**CHALLENGE**
Quote the listing below in its entirety, omitting every image.

══ THE DATA ══

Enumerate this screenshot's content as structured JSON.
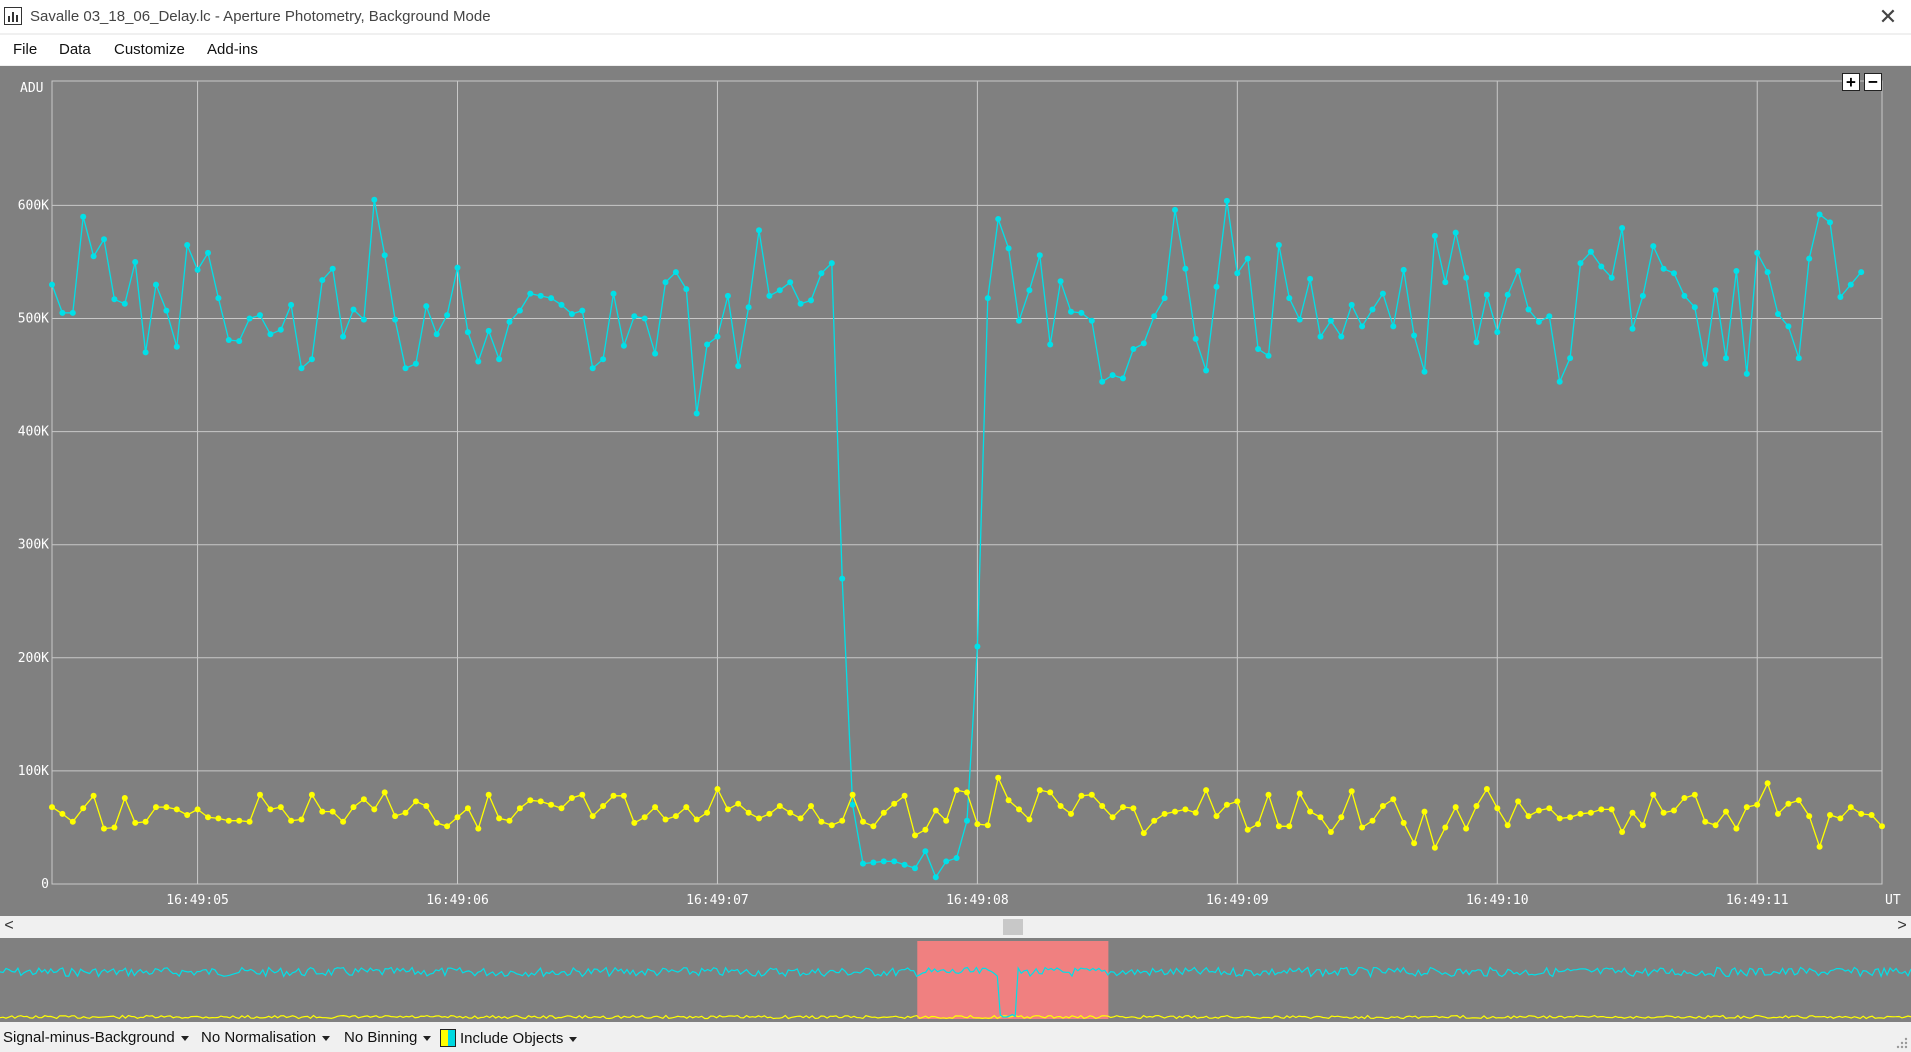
{
  "window": {
    "title": "Savalle 03_18_06_Delay.lc - Aperture Photometry, Background Mode",
    "icon": "light-curve-app-icon",
    "close_label": "✕"
  },
  "menu": [
    "File",
    "Data",
    "Customize",
    "Add-ins"
  ],
  "zoom": {
    "plus": "+",
    "minus": "−"
  },
  "status": {
    "signal_mode": "Signal-minus-Background",
    "normalisation": "No Normalisation",
    "binning": "No Binning",
    "include_objects": "Include Objects"
  },
  "scroll": {
    "left": "<",
    "right": ">"
  },
  "colors": {
    "target": "#00e0e8",
    "comparison": "#ffff00",
    "selection": "#f08080",
    "background": "#808080"
  },
  "chart_data": {
    "type": "line",
    "ylabel": "ADU",
    "xlabel": "UT",
    "ylim": [
      0,
      710000
    ],
    "xlim": [
      4.44,
      11.48
    ],
    "yticks": [
      {
        "v": 0,
        "label": "0"
      },
      {
        "v": 100000,
        "label": "100K"
      },
      {
        "v": 200000,
        "label": "200K"
      },
      {
        "v": 300000,
        "label": "300K"
      },
      {
        "v": 400000,
        "label": "400K"
      },
      {
        "v": 500000,
        "label": "500K"
      },
      {
        "v": 600000,
        "label": "600K"
      }
    ],
    "xticks": [
      {
        "v": 5,
        "label": "16:49:05"
      },
      {
        "v": 6,
        "label": "16:49:06"
      },
      {
        "v": 7,
        "label": "16:49:07"
      },
      {
        "v": 8,
        "label": "16:49:08"
      },
      {
        "v": 9,
        "label": "16:49:09"
      },
      {
        "v": 10,
        "label": "16:49:10"
      },
      {
        "v": 11,
        "label": "16:49:11"
      }
    ],
    "x_start": 4.44,
    "x_step": 0.04,
    "series": [
      {
        "values": [
          530,
          505,
          505,
          590,
          555,
          570,
          517,
          513,
          550,
          470,
          530,
          507,
          475,
          565,
          543,
          558,
          518,
          481,
          480,
          500,
          503,
          486,
          490,
          512,
          456,
          464,
          534,
          544,
          484,
          508,
          499,
          605,
          556,
          499,
          456,
          460,
          511,
          486,
          503,
          545,
          488,
          462,
          489,
          464,
          497,
          507,
          522,
          520,
          518,
          512,
          504,
          507,
          456,
          464,
          522,
          476,
          502,
          500,
          469,
          532,
          541,
          526,
          416,
          477,
          484,
          520,
          458,
          510,
          578,
          520,
          525,
          532,
          513,
          516,
          540,
          549,
          270,
          70,
          18,
          19,
          20,
          20,
          17,
          14,
          29,
          6,
          20,
          23,
          56,
          210,
          518,
          588,
          562,
          498,
          525,
          556,
          477,
          533,
          506,
          505,
          498,
          444,
          450,
          447,
          473,
          478,
          502,
          518,
          596,
          544,
          482,
          454,
          528,
          604,
          540,
          553,
          473,
          467,
          565,
          518,
          499,
          535,
          484,
          498,
          484,
          512,
          493,
          508,
          522,
          493,
          543,
          485,
          453,
          573,
          532,
          576,
          536,
          479,
          521,
          488,
          521,
          542,
          508,
          497,
          502,
          444,
          465,
          549,
          559,
          546,
          536,
          580,
          491,
          520,
          564,
          544,
          540,
          520,
          510,
          460,
          525,
          465,
          542,
          451,
          558,
          541,
          504,
          493,
          465,
          553,
          592,
          585,
          519,
          530,
          541
        ]
      },
      {
        "values": [
          68,
          62,
          55,
          67,
          78,
          49,
          50,
          76,
          54,
          55,
          68,
          68,
          66,
          61,
          66,
          59,
          58,
          56,
          56,
          55,
          79,
          66,
          68,
          56,
          57,
          79,
          64,
          64,
          55,
          68,
          75,
          66,
          81,
          60,
          63,
          73,
          69,
          54,
          51,
          59,
          67,
          49,
          79,
          58,
          56,
          67,
          74,
          73,
          70,
          67,
          76,
          79,
          60,
          69,
          78,
          78,
          54,
          59,
          68,
          57,
          60,
          68,
          57,
          63,
          84,
          66,
          71,
          63,
          58,
          62,
          69,
          63,
          58,
          69,
          55,
          52,
          56,
          79,
          55,
          51,
          63,
          71,
          78,
          43,
          48,
          65,
          56,
          83,
          81,
          53,
          52,
          94,
          74,
          66,
          57,
          83,
          81,
          69,
          62,
          78,
          79,
          69,
          59,
          68,
          67,
          45,
          56,
          62,
          64,
          66,
          63,
          83,
          60,
          70,
          73,
          48,
          53,
          79,
          51,
          51,
          80,
          64,
          59,
          46,
          59,
          82,
          50,
          56,
          69,
          75,
          54,
          36,
          64,
          32,
          50,
          68,
          49,
          69,
          84,
          67,
          52,
          73,
          60,
          65,
          67,
          58,
          59,
          62,
          63,
          66,
          66,
          46,
          63,
          52,
          79,
          63,
          65,
          76,
          79,
          55,
          52,
          64,
          49,
          68,
          70,
          89,
          62,
          71,
          74,
          60,
          33,
          61,
          58,
          68,
          62,
          61,
          51
        ]
      }
    ],
    "overview": {
      "selection_range": [
        0.48,
        0.58
      ]
    }
  }
}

═══

**ANSWER TO THIS TASK**
Enumerate this screenshot's content as structured JSON.
{
  "window": {
    "title": "Savalle 03_18_06_Delay.lc - Aperture Photometry, Background Mode",
    "icon": "light-curve-app-icon",
    "close_label": "✕"
  },
  "menu": [
    "File",
    "Data",
    "Customize",
    "Add-ins"
  ],
  "zoom": {
    "plus": "+",
    "minus": "−"
  },
  "status": {
    "signal_mode": "Signal-minus-Background",
    "normalisation": "No Normalisation",
    "binning": "No Binning",
    "include_objects": "Include Objects"
  },
  "scroll": {
    "left": "<",
    "right": ">"
  },
  "colors": {
    "target": "#00e0e8",
    "comparison": "#ffff00",
    "selection": "#f08080",
    "background": "#808080"
  },
  "chart_data": {
    "type": "line",
    "ylabel": "ADU",
    "xlabel": "UT",
    "ylim": [
      0,
      710000
    ],
    "xlim": [
      4.44,
      11.48
    ],
    "yticks": [
      {
        "v": 0,
        "label": "0"
      },
      {
        "v": 100000,
        "label": "100K"
      },
      {
        "v": 200000,
        "label": "200K"
      },
      {
        "v": 300000,
        "label": "300K"
      },
      {
        "v": 400000,
        "label": "400K"
      },
      {
        "v": 500000,
        "label": "500K"
      },
      {
        "v": 600000,
        "label": "600K"
      }
    ],
    "xticks": [
      {
        "v": 5,
        "label": "16:49:05"
      },
      {
        "v": 6,
        "label": "16:49:06"
      },
      {
        "v": 7,
        "label": "16:49:07"
      },
      {
        "v": 8,
        "label": "16:49:08"
      },
      {
        "v": 9,
        "label": "16:49:09"
      },
      {
        "v": 10,
        "label": "16:49:10"
      },
      {
        "v": 11,
        "label": "16:49:11"
      }
    ],
    "x_start": 4.44,
    "x_step": 0.04,
    "series": [
      {
        "values": [
          530,
          505,
          505,
          590,
          555,
          570,
          517,
          513,
          550,
          470,
          530,
          507,
          475,
          565,
          543,
          558,
          518,
          481,
          480,
          500,
          503,
          486,
          490,
          512,
          456,
          464,
          534,
          544,
          484,
          508,
          499,
          605,
          556,
          499,
          456,
          460,
          511,
          486,
          503,
          545,
          488,
          462,
          489,
          464,
          497,
          507,
          522,
          520,
          518,
          512,
          504,
          507,
          456,
          464,
          522,
          476,
          502,
          500,
          469,
          532,
          541,
          526,
          416,
          477,
          484,
          520,
          458,
          510,
          578,
          520,
          525,
          532,
          513,
          516,
          540,
          549,
          270,
          70,
          18,
          19,
          20,
          20,
          17,
          14,
          29,
          6,
          20,
          23,
          56,
          210,
          518,
          588,
          562,
          498,
          525,
          556,
          477,
          533,
          506,
          505,
          498,
          444,
          450,
          447,
          473,
          478,
          502,
          518,
          596,
          544,
          482,
          454,
          528,
          604,
          540,
          553,
          473,
          467,
          565,
          518,
          499,
          535,
          484,
          498,
          484,
          512,
          493,
          508,
          522,
          493,
          543,
          485,
          453,
          573,
          532,
          576,
          536,
          479,
          521,
          488,
          521,
          542,
          508,
          497,
          502,
          444,
          465,
          549,
          559,
          546,
          536,
          580,
          491,
          520,
          564,
          544,
          540,
          520,
          510,
          460,
          525,
          465,
          542,
          451,
          558,
          541,
          504,
          493,
          465,
          553,
          592,
          585,
          519,
          530,
          541
        ]
      },
      {
        "values": [
          68,
          62,
          55,
          67,
          78,
          49,
          50,
          76,
          54,
          55,
          68,
          68,
          66,
          61,
          66,
          59,
          58,
          56,
          56,
          55,
          79,
          66,
          68,
          56,
          57,
          79,
          64,
          64,
          55,
          68,
          75,
          66,
          81,
          60,
          63,
          73,
          69,
          54,
          51,
          59,
          67,
          49,
          79,
          58,
          56,
          67,
          74,
          73,
          70,
          67,
          76,
          79,
          60,
          69,
          78,
          78,
          54,
          59,
          68,
          57,
          60,
          68,
          57,
          63,
          84,
          66,
          71,
          63,
          58,
          62,
          69,
          63,
          58,
          69,
          55,
          52,
          56,
          79,
          55,
          51,
          63,
          71,
          78,
          43,
          48,
          65,
          56,
          83,
          81,
          53,
          52,
          94,
          74,
          66,
          57,
          83,
          81,
          69,
          62,
          78,
          79,
          69,
          59,
          68,
          67,
          45,
          56,
          62,
          64,
          66,
          63,
          83,
          60,
          70,
          73,
          48,
          53,
          79,
          51,
          51,
          80,
          64,
          59,
          46,
          59,
          82,
          50,
          56,
          69,
          75,
          54,
          36,
          64,
          32,
          50,
          68,
          49,
          69,
          84,
          67,
          52,
          73,
          60,
          65,
          67,
          58,
          59,
          62,
          63,
          66,
          66,
          46,
          63,
          52,
          79,
          63,
          65,
          76,
          79,
          55,
          52,
          64,
          49,
          68,
          70,
          89,
          62,
          71,
          74,
          60,
          33,
          61,
          58,
          68,
          62,
          61,
          51
        ]
      }
    ],
    "overview": {
      "selection_range": [
        0.48,
        0.58
      ]
    }
  }
}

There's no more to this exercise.